Task instructions:
Below are the records. Gather each line that holds "shortcut".

(Stored data entries)
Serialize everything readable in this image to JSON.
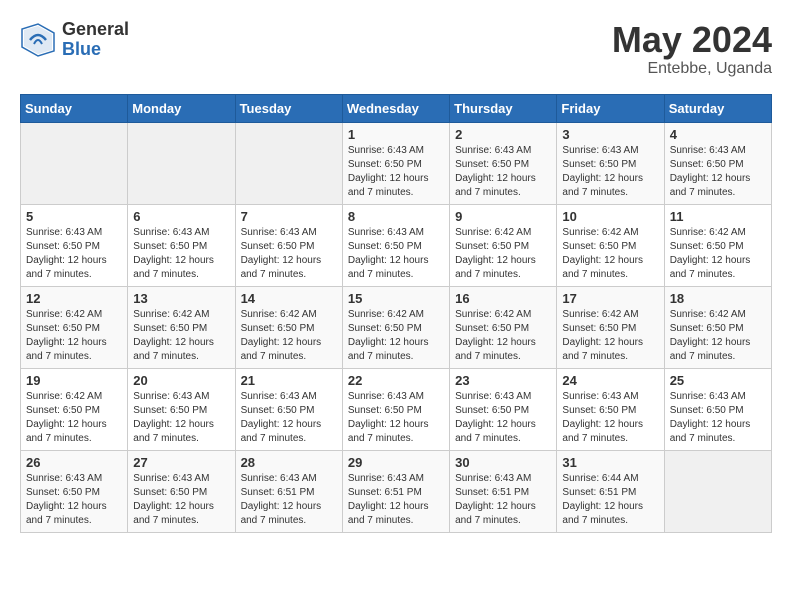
{
  "header": {
    "logo_general": "General",
    "logo_blue": "Blue",
    "month_year": "May 2024",
    "location": "Entebbe, Uganda"
  },
  "weekdays": [
    "Sunday",
    "Monday",
    "Tuesday",
    "Wednesday",
    "Thursday",
    "Friday",
    "Saturday"
  ],
  "weeks": [
    [
      {
        "day": "",
        "empty": true
      },
      {
        "day": "",
        "empty": true
      },
      {
        "day": "",
        "empty": true
      },
      {
        "day": "1",
        "sunrise": "6:43 AM",
        "sunset": "6:50 PM",
        "daylight": "12 hours and 7 minutes."
      },
      {
        "day": "2",
        "sunrise": "6:43 AM",
        "sunset": "6:50 PM",
        "daylight": "12 hours and 7 minutes."
      },
      {
        "day": "3",
        "sunrise": "6:43 AM",
        "sunset": "6:50 PM",
        "daylight": "12 hours and 7 minutes."
      },
      {
        "day": "4",
        "sunrise": "6:43 AM",
        "sunset": "6:50 PM",
        "daylight": "12 hours and 7 minutes."
      }
    ],
    [
      {
        "day": "5",
        "sunrise": "6:43 AM",
        "sunset": "6:50 PM",
        "daylight": "12 hours and 7 minutes."
      },
      {
        "day": "6",
        "sunrise": "6:43 AM",
        "sunset": "6:50 PM",
        "daylight": "12 hours and 7 minutes."
      },
      {
        "day": "7",
        "sunrise": "6:43 AM",
        "sunset": "6:50 PM",
        "daylight": "12 hours and 7 minutes."
      },
      {
        "day": "8",
        "sunrise": "6:43 AM",
        "sunset": "6:50 PM",
        "daylight": "12 hours and 7 minutes."
      },
      {
        "day": "9",
        "sunrise": "6:42 AM",
        "sunset": "6:50 PM",
        "daylight": "12 hours and 7 minutes."
      },
      {
        "day": "10",
        "sunrise": "6:42 AM",
        "sunset": "6:50 PM",
        "daylight": "12 hours and 7 minutes."
      },
      {
        "day": "11",
        "sunrise": "6:42 AM",
        "sunset": "6:50 PM",
        "daylight": "12 hours and 7 minutes."
      }
    ],
    [
      {
        "day": "12",
        "sunrise": "6:42 AM",
        "sunset": "6:50 PM",
        "daylight": "12 hours and 7 minutes."
      },
      {
        "day": "13",
        "sunrise": "6:42 AM",
        "sunset": "6:50 PM",
        "daylight": "12 hours and 7 minutes."
      },
      {
        "day": "14",
        "sunrise": "6:42 AM",
        "sunset": "6:50 PM",
        "daylight": "12 hours and 7 minutes."
      },
      {
        "day": "15",
        "sunrise": "6:42 AM",
        "sunset": "6:50 PM",
        "daylight": "12 hours and 7 minutes."
      },
      {
        "day": "16",
        "sunrise": "6:42 AM",
        "sunset": "6:50 PM",
        "daylight": "12 hours and 7 minutes."
      },
      {
        "day": "17",
        "sunrise": "6:42 AM",
        "sunset": "6:50 PM",
        "daylight": "12 hours and 7 minutes."
      },
      {
        "day": "18",
        "sunrise": "6:42 AM",
        "sunset": "6:50 PM",
        "daylight": "12 hours and 7 minutes."
      }
    ],
    [
      {
        "day": "19",
        "sunrise": "6:42 AM",
        "sunset": "6:50 PM",
        "daylight": "12 hours and 7 minutes."
      },
      {
        "day": "20",
        "sunrise": "6:43 AM",
        "sunset": "6:50 PM",
        "daylight": "12 hours and 7 minutes."
      },
      {
        "day": "21",
        "sunrise": "6:43 AM",
        "sunset": "6:50 PM",
        "daylight": "12 hours and 7 minutes."
      },
      {
        "day": "22",
        "sunrise": "6:43 AM",
        "sunset": "6:50 PM",
        "daylight": "12 hours and 7 minutes."
      },
      {
        "day": "23",
        "sunrise": "6:43 AM",
        "sunset": "6:50 PM",
        "daylight": "12 hours and 7 minutes."
      },
      {
        "day": "24",
        "sunrise": "6:43 AM",
        "sunset": "6:50 PM",
        "daylight": "12 hours and 7 minutes."
      },
      {
        "day": "25",
        "sunrise": "6:43 AM",
        "sunset": "6:50 PM",
        "daylight": "12 hours and 7 minutes."
      }
    ],
    [
      {
        "day": "26",
        "sunrise": "6:43 AM",
        "sunset": "6:50 PM",
        "daylight": "12 hours and 7 minutes."
      },
      {
        "day": "27",
        "sunrise": "6:43 AM",
        "sunset": "6:50 PM",
        "daylight": "12 hours and 7 minutes."
      },
      {
        "day": "28",
        "sunrise": "6:43 AM",
        "sunset": "6:51 PM",
        "daylight": "12 hours and 7 minutes."
      },
      {
        "day": "29",
        "sunrise": "6:43 AM",
        "sunset": "6:51 PM",
        "daylight": "12 hours and 7 minutes."
      },
      {
        "day": "30",
        "sunrise": "6:43 AM",
        "sunset": "6:51 PM",
        "daylight": "12 hours and 7 minutes."
      },
      {
        "day": "31",
        "sunrise": "6:44 AM",
        "sunset": "6:51 PM",
        "daylight": "12 hours and 7 minutes."
      },
      {
        "day": "",
        "empty": true
      }
    ]
  ],
  "labels": {
    "sunrise_prefix": "Sunrise: ",
    "sunset_prefix": "Sunset: ",
    "daylight_prefix": "Daylight: "
  }
}
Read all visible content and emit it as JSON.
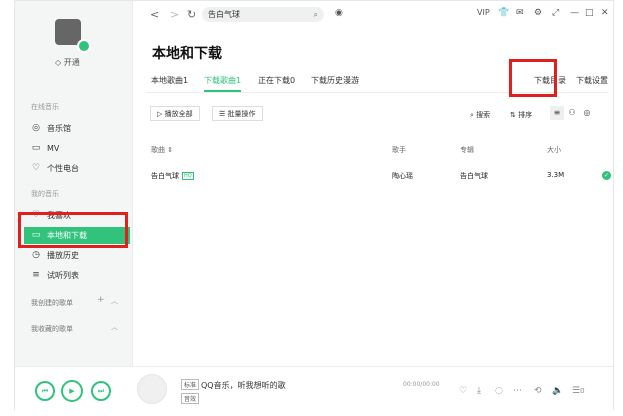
{
  "sidebar": {
    "vip_label": "开通",
    "online_music_label": "在线音乐",
    "online_items": [
      {
        "label": "音乐馆",
        "icon": "music-hall-icon"
      },
      {
        "label": "MV",
        "icon": "mv-icon"
      },
      {
        "label": "个性电台",
        "icon": "radio-icon"
      }
    ],
    "my_music_label": "我的音乐",
    "my_items": [
      {
        "label": "我喜欢",
        "icon": "heart-icon"
      },
      {
        "label": "本地和下载",
        "icon": "monitor-icon"
      },
      {
        "label": "播放历史",
        "icon": "history-icon"
      },
      {
        "label": "试听列表",
        "icon": "list-icon"
      }
    ],
    "created_playlists_label": "我创建的歌单",
    "collected_playlists_label": "我收藏的歌单"
  },
  "topbar": {
    "search_value": "告白气球",
    "vip_text": "VIP"
  },
  "page": {
    "title": "本地和下载",
    "tabs": [
      {
        "label": "本地歌曲1"
      },
      {
        "label": "下载歌曲1"
      },
      {
        "label": "正在下载0"
      },
      {
        "label": "下载历史漫游"
      }
    ],
    "right_links": [
      {
        "label": "下载目录"
      },
      {
        "label": "下载设置"
      }
    ],
    "play_all_label": "播放全部",
    "batch_label": "批量操作",
    "search_label": "搜索",
    "sort_label": "排序"
  },
  "table": {
    "headers": [
      "歌曲",
      "歌手",
      "专辑",
      "大小"
    ],
    "rows": [
      {
        "song": "告白气球",
        "quality": "HQ",
        "artist": "陶心瑶",
        "album": "告白气球",
        "size": "3.3M"
      }
    ]
  },
  "player": {
    "now_playing": "QQ音乐，听我想听的歌",
    "time": "00:00/00:00",
    "tag1": "标准",
    "tag2": "音效",
    "count": "0"
  },
  "colors": {
    "accent": "#31c27c",
    "highlight": "#e0201e"
  }
}
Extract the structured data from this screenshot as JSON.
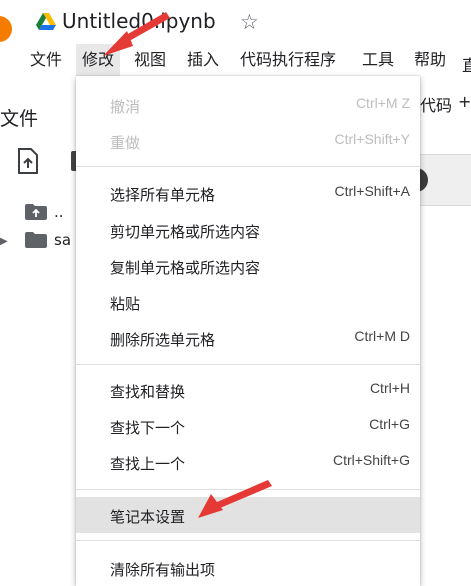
{
  "header": {
    "notebook_title": "Untitled0.ipynb",
    "star_icon": "star-outline-icon",
    "drive_icon": "google-drive-icon"
  },
  "menubar": {
    "items": [
      {
        "label": "文件"
      },
      {
        "label": "修改"
      },
      {
        "label": "视图"
      },
      {
        "label": "插入"
      },
      {
        "label": "代码执行程序"
      },
      {
        "label": "工具"
      },
      {
        "label": "帮助"
      }
    ]
  },
  "files_panel": {
    "title": "文件",
    "tree": [
      {
        "label": ".."
      },
      {
        "label": "sa"
      }
    ]
  },
  "background": {
    "code_label": "代码",
    "plus_label": "+",
    "right_char": "直"
  },
  "edit_menu": {
    "items": [
      {
        "label": "撤消",
        "shortcut": "Ctrl+M Z",
        "disabled": true
      },
      {
        "label": "重做",
        "shortcut": "Ctrl+Shift+Y",
        "disabled": true
      },
      {
        "label": "选择所有单元格",
        "shortcut": "Ctrl+Shift+A"
      },
      {
        "label": "剪切单元格或所选内容",
        "shortcut": ""
      },
      {
        "label": "复制单元格或所选内容",
        "shortcut": ""
      },
      {
        "label": "粘贴",
        "shortcut": ""
      },
      {
        "label": "删除所选单元格",
        "shortcut": "Ctrl+M D"
      },
      {
        "label": "查找和替换",
        "shortcut": "Ctrl+H"
      },
      {
        "label": "查找下一个",
        "shortcut": "Ctrl+G"
      },
      {
        "label": "查找上一个",
        "shortcut": "Ctrl+Shift+G"
      },
      {
        "label": "笔记本设置",
        "shortcut": "",
        "highlighted": true
      },
      {
        "label": "清除所有输出项",
        "shortcut": ""
      }
    ]
  },
  "colors": {
    "annotation_arrow": "#e53935",
    "highlight": "#e2e2e2",
    "disabled_text": "#bdbdbd"
  }
}
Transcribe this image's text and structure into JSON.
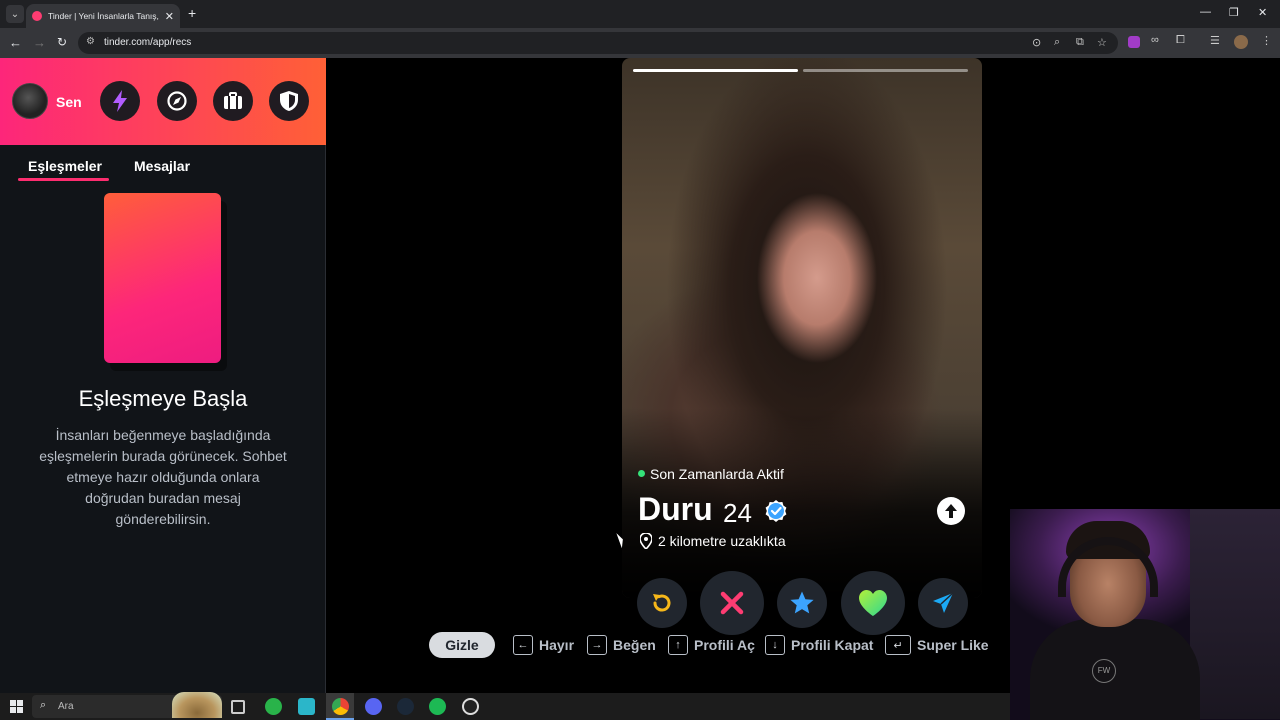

The completed task:
        "shortcut": "Ctrl+M Z",
        "shortcut": "Ctrl+Shift+Y",
        "shortcut": "Ctrl+Shift+A"
        "shortcut": ""
        "shortcut": ""
        "shortcut": ""
        "shortcut": "Ctrl+M D"
        "shortcut": "Ctrl+H"
        "shortcut": "Ctrl+G"
        "shortcut": "Ctrl+Shift+G"
        "shortcut": "",
        "shortcut": ""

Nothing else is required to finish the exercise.